§ TASK DETAILS:
Copy every line in which the string "Vorname" occurs.

[begin MATERIAL FOR THIS EXERCISE]

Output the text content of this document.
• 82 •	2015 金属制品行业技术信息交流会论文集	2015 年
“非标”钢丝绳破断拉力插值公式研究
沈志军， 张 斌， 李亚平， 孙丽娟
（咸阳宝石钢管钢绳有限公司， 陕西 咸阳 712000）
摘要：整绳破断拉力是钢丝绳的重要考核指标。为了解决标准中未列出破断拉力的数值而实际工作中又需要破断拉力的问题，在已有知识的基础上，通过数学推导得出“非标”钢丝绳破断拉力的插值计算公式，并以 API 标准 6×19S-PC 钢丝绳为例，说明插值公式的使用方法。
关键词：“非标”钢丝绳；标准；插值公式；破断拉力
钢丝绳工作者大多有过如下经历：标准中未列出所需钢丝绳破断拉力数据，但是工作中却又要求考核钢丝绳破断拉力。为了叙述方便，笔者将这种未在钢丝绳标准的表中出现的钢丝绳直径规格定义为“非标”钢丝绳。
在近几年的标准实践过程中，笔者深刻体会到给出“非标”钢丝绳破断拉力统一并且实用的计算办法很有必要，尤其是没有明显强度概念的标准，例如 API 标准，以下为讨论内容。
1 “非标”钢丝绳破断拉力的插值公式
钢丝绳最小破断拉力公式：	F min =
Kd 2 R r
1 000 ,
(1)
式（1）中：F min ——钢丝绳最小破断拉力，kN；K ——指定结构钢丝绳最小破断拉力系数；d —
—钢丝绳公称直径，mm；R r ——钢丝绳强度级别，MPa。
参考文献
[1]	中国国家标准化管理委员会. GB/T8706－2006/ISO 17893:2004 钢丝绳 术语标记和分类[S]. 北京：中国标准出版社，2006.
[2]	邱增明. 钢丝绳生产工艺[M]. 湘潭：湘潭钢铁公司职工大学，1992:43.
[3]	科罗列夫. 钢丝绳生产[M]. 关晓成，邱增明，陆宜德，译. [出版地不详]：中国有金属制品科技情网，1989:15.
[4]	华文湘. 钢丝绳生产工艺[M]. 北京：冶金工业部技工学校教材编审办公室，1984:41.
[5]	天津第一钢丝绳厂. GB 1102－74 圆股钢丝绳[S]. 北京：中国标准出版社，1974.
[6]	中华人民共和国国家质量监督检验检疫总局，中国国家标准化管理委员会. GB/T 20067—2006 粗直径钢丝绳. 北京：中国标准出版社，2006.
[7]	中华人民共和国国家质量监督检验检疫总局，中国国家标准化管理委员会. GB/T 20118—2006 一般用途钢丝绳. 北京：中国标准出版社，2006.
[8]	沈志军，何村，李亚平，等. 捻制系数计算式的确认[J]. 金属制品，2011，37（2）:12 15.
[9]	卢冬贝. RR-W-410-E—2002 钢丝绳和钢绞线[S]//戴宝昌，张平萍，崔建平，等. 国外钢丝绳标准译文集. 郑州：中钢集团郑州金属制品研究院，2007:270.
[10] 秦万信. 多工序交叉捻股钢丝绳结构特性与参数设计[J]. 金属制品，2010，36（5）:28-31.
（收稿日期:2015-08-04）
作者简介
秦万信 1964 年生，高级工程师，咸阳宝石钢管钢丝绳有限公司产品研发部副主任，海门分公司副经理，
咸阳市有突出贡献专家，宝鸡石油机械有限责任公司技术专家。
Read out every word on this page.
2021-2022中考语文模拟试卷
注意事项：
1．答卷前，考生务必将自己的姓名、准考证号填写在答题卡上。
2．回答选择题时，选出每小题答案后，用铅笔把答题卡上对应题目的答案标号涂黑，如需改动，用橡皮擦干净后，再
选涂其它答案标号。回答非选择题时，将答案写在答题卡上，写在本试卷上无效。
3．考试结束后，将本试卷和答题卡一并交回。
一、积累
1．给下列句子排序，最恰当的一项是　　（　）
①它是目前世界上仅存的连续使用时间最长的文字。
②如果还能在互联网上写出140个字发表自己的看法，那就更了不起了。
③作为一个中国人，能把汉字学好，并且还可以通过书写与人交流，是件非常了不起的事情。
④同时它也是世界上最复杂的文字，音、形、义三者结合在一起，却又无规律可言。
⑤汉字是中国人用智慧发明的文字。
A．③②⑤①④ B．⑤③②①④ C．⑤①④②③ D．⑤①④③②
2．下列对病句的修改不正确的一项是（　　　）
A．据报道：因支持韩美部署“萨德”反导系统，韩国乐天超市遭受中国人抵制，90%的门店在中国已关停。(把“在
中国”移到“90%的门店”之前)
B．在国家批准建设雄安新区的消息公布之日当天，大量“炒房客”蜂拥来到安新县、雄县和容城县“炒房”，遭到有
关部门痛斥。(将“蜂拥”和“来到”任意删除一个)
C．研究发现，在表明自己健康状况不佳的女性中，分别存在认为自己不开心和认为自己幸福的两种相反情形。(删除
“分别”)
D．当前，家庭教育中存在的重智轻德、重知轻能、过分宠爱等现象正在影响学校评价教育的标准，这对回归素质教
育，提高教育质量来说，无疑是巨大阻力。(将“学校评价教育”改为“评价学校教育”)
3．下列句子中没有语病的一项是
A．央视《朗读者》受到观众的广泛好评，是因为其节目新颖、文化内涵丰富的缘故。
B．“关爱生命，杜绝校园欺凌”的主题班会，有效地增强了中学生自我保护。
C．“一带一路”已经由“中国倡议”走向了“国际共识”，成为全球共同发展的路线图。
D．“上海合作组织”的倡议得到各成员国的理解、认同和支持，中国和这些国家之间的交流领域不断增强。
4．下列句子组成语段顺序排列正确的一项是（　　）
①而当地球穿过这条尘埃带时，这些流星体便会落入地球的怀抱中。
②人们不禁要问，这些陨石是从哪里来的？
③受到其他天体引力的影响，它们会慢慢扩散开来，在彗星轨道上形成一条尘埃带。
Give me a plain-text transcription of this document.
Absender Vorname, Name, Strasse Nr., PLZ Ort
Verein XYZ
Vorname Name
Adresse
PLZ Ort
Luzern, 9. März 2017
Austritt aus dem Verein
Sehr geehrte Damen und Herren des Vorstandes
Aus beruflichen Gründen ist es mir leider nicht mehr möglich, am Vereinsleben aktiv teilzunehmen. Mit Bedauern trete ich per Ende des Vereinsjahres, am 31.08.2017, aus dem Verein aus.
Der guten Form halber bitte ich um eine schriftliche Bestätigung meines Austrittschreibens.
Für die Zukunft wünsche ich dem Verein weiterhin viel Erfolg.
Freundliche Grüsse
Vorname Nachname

[end MATERIAL FOR THIS EXERCISE]

§ OUTPUT FOR THIS TASK:
Absender Vorname, Name, Strasse Nr., PLZ Ort
Vorname Name
Vorname Nachname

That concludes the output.